• WRITTEN EXERCISE
Select, from the data, each line where "name" occurs.

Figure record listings
——

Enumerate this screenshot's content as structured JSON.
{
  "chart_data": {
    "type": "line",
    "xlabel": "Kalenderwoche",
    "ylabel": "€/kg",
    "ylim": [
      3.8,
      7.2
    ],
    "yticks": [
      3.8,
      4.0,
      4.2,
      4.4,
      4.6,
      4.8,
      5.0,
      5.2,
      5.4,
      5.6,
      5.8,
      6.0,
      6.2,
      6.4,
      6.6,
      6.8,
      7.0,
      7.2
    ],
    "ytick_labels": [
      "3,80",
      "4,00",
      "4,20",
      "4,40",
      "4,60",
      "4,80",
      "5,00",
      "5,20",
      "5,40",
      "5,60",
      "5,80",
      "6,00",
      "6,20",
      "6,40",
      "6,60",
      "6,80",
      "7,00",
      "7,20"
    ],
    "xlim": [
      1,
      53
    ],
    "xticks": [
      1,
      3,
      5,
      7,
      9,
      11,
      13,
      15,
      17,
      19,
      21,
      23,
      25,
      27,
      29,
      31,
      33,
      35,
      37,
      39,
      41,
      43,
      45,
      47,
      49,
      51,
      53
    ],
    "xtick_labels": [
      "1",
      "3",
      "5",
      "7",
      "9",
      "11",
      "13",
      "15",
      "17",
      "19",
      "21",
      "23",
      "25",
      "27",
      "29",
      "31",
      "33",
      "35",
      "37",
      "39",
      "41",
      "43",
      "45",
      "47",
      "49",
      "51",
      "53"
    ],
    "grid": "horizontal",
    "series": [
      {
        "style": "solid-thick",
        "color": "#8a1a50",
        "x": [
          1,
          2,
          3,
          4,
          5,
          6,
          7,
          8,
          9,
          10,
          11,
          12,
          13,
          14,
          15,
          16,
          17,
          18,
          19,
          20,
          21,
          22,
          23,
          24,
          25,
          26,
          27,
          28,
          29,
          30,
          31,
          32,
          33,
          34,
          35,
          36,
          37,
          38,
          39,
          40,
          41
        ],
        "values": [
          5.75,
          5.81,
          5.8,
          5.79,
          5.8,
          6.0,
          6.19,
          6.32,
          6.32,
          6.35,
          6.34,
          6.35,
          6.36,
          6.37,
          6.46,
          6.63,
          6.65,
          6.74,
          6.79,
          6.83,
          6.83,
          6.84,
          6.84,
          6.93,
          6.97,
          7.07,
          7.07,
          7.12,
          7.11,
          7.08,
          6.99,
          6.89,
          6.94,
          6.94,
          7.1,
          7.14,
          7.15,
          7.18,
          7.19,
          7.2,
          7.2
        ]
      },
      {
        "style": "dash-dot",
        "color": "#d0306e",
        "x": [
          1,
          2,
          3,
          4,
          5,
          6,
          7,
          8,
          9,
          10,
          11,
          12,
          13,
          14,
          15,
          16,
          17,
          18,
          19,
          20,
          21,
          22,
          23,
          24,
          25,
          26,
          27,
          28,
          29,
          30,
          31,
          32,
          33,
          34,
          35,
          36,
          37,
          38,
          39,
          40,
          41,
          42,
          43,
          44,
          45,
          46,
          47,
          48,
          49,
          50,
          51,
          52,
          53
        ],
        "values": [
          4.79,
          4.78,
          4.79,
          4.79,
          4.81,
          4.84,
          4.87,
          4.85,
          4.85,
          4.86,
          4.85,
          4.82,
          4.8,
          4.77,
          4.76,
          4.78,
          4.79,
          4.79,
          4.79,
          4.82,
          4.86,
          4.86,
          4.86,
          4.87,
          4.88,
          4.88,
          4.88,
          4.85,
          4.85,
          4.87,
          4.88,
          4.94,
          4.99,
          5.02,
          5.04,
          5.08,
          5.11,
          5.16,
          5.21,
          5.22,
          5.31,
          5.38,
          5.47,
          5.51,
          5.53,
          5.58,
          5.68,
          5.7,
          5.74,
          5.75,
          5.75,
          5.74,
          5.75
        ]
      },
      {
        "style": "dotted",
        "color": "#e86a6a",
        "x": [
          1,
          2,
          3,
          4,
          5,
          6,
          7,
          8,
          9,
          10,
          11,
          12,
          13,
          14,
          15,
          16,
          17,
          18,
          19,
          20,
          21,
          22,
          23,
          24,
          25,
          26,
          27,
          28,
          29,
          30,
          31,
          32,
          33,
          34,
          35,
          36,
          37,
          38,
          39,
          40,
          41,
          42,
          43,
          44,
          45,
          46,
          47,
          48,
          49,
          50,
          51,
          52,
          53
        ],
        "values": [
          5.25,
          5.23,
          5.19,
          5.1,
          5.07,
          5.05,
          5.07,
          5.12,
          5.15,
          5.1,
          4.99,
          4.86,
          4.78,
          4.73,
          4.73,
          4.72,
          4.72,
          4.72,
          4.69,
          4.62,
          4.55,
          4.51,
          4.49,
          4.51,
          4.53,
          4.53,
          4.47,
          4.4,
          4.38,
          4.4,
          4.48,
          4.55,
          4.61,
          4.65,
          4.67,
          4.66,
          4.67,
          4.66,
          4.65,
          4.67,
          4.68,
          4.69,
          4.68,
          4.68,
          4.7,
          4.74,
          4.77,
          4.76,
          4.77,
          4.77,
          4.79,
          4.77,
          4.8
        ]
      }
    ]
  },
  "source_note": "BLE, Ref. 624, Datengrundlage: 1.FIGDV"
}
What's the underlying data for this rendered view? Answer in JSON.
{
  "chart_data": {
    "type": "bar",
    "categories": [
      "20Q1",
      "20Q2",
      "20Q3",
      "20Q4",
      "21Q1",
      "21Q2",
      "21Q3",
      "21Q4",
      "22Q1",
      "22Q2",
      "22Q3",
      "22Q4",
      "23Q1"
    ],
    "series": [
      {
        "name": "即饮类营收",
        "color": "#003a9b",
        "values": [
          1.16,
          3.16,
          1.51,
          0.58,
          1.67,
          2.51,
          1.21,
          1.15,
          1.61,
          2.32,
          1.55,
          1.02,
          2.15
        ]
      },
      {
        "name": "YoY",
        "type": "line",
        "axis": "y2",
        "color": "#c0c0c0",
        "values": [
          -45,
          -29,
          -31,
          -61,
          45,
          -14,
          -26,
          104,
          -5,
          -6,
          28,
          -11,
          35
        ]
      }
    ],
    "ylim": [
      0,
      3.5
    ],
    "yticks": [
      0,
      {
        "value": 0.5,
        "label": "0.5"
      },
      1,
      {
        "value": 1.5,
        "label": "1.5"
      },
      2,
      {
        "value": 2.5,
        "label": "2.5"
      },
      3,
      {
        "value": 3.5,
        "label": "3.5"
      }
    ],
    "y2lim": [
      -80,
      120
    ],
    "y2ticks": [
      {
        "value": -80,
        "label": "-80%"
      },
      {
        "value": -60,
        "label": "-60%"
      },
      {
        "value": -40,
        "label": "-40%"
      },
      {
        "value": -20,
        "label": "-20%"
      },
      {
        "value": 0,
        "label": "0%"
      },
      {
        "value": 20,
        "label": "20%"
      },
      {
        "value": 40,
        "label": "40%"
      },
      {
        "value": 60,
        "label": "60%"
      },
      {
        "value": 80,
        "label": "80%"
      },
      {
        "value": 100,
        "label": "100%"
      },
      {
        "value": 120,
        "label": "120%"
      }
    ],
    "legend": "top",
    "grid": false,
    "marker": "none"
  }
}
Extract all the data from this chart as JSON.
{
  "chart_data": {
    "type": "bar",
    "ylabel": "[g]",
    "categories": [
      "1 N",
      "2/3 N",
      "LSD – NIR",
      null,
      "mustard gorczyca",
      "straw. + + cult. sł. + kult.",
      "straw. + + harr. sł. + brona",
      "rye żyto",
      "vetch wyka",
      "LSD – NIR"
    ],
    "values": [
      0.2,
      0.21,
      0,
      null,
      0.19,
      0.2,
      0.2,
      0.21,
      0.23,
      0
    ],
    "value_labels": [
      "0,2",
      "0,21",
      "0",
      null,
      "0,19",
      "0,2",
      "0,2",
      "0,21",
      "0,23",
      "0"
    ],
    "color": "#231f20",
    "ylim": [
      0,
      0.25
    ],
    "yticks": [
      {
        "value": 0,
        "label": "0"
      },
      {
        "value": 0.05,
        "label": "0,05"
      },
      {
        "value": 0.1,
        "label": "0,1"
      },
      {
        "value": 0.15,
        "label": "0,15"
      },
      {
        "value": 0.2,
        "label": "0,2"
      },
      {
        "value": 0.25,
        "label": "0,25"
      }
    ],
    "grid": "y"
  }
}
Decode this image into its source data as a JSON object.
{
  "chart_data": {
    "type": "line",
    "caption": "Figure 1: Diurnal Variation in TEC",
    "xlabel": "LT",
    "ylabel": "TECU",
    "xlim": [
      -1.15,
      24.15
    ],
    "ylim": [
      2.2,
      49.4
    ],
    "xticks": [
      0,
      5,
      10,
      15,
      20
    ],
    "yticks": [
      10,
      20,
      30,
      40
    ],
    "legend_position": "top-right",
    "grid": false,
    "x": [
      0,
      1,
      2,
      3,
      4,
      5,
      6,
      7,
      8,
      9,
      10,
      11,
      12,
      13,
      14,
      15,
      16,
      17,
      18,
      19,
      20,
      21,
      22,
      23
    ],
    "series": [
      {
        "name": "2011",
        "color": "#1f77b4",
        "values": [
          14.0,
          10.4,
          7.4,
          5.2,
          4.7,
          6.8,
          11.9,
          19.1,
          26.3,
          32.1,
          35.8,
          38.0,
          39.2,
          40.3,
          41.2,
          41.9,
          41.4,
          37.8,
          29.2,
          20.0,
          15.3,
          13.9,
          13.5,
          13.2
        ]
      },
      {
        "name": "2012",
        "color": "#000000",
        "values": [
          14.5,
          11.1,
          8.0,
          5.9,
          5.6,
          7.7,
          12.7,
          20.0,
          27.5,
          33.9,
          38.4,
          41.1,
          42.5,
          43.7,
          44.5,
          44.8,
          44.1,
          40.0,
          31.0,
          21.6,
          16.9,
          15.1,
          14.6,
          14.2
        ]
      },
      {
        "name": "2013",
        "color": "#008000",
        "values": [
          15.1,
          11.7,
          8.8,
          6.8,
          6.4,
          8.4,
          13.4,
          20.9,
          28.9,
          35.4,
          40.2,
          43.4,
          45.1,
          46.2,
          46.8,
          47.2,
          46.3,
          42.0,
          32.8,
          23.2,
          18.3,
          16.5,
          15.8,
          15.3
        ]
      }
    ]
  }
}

——

• EXERCISE RESULT
        "name": "即饮类营收",
        "name": "YoY",
        "name": "2011",
        "name": "2012",
        "name": "2013",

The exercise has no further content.